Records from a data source
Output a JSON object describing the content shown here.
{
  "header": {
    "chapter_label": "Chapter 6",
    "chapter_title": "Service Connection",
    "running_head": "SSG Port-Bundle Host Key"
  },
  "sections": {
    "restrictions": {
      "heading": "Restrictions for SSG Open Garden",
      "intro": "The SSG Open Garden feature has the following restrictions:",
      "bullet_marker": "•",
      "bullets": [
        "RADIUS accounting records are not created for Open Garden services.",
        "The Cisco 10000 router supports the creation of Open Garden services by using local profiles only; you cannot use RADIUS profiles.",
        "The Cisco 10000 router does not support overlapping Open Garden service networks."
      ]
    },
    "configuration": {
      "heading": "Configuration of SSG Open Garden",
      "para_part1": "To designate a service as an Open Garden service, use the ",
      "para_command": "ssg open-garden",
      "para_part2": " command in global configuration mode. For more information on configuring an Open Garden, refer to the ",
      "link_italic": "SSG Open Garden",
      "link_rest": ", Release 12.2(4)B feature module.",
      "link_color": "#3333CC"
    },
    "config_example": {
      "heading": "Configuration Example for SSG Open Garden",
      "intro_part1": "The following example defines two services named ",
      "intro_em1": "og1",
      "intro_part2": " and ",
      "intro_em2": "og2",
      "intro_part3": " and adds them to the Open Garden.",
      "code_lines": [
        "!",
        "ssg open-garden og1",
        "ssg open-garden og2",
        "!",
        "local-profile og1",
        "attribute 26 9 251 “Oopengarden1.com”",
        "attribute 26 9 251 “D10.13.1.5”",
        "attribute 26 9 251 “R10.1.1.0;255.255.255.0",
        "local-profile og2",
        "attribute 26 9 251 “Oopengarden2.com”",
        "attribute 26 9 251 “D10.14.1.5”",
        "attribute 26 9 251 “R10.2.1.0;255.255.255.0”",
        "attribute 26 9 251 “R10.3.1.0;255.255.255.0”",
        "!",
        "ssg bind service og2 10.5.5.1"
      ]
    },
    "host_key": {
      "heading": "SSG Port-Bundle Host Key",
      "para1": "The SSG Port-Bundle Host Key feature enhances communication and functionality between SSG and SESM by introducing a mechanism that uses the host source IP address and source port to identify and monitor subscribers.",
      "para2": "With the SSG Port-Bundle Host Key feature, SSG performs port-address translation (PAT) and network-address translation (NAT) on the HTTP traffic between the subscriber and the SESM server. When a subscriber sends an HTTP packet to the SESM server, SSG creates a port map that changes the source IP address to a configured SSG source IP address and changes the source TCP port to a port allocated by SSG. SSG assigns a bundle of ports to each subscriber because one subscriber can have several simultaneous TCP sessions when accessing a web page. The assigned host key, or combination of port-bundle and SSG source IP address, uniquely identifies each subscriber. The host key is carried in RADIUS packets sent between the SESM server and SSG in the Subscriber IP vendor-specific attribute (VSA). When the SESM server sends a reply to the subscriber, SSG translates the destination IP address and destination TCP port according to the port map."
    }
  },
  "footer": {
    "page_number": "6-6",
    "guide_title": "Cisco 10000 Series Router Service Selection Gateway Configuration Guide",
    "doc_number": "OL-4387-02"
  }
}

## AIM OF THE TASK
Please output every record, keeping each line exact.

## RESULT OF THE EXERCISE
Output a JSON object describing the content shown here.
{
  "header": {
    "chapter_label": "Chapter 6",
    "chapter_title": "Service Connection",
    "running_head": "SSG Port-Bundle Host Key"
  },
  "sections": {
    "restrictions": {
      "heading": "Restrictions for SSG Open Garden",
      "intro": "The SSG Open Garden feature has the following restrictions:",
      "bullet_marker": "•",
      "bullets": [
        "RADIUS accounting records are not created for Open Garden services.",
        "The Cisco 10000 router supports the creation of Open Garden services by using local profiles only; you cannot use RADIUS profiles.",
        "The Cisco 10000 router does not support overlapping Open Garden service networks."
      ]
    },
    "configuration": {
      "heading": "Configuration of SSG Open Garden",
      "para_part1": "To designate a service as an Open Garden service, use the ",
      "para_command": "ssg open-garden",
      "para_part2": " command in global configuration mode. For more information on configuring an Open Garden, refer to the ",
      "link_italic": "SSG Open Garden",
      "link_rest": ", Release 12.2(4)B feature module.",
      "link_color": "#3333CC"
    },
    "config_example": {
      "heading": "Configuration Example for SSG Open Garden",
      "intro_part1": "The following example defines two services named ",
      "intro_em1": "og1",
      "intro_part2": " and ",
      "intro_em2": "og2",
      "intro_part3": " and adds them to the Open Garden.",
      "code_lines": [
        "!",
        "ssg open-garden og1",
        "ssg open-garden og2",
        "!",
        "local-profile og1",
        "attribute 26 9 251 “Oopengarden1.com”",
        "attribute 26 9 251 “D10.13.1.5”",
        "attribute 26 9 251 “R10.1.1.0;255.255.255.0",
        "local-profile og2",
        "attribute 26 9 251 “Oopengarden2.com”",
        "attribute 26 9 251 “D10.14.1.5”",
        "attribute 26 9 251 “R10.2.1.0;255.255.255.0”",
        "attribute 26 9 251 “R10.3.1.0;255.255.255.0”",
        "!",
        "ssg bind service og2 10.5.5.1"
      ]
    },
    "host_key": {
      "heading": "SSG Port-Bundle Host Key",
      "para1": "The SSG Port-Bundle Host Key feature enhances communication and functionality between SSG and SESM by introducing a mechanism that uses the host source IP address and source port to identify and monitor subscribers.",
      "para2": "With the SSG Port-Bundle Host Key feature, SSG performs port-address translation (PAT) and network-address translation (NAT) on the HTTP traffic between the subscriber and the SESM server. When a subscriber sends an HTTP packet to the SESM server, SSG creates a port map that changes the source IP address to a configured SSG source IP address and changes the source TCP port to a port allocated by SSG. SSG assigns a bundle of ports to each subscriber because one subscriber can have several simultaneous TCP sessions when accessing a web page. The assigned host key, or combination of port-bundle and SSG source IP address, uniquely identifies each subscriber. The host key is carried in RADIUS packets sent between the SESM server and SSG in the Subscriber IP vendor-specific attribute (VSA). When the SESM server sends a reply to the subscriber, SSG translates the destination IP address and destination TCP port according to the port map."
    }
  },
  "footer": {
    "page_number": "6-6",
    "guide_title": "Cisco 10000 Series Router Service Selection Gateway Configuration Guide",
    "doc_number": "OL-4387-02"
  }
}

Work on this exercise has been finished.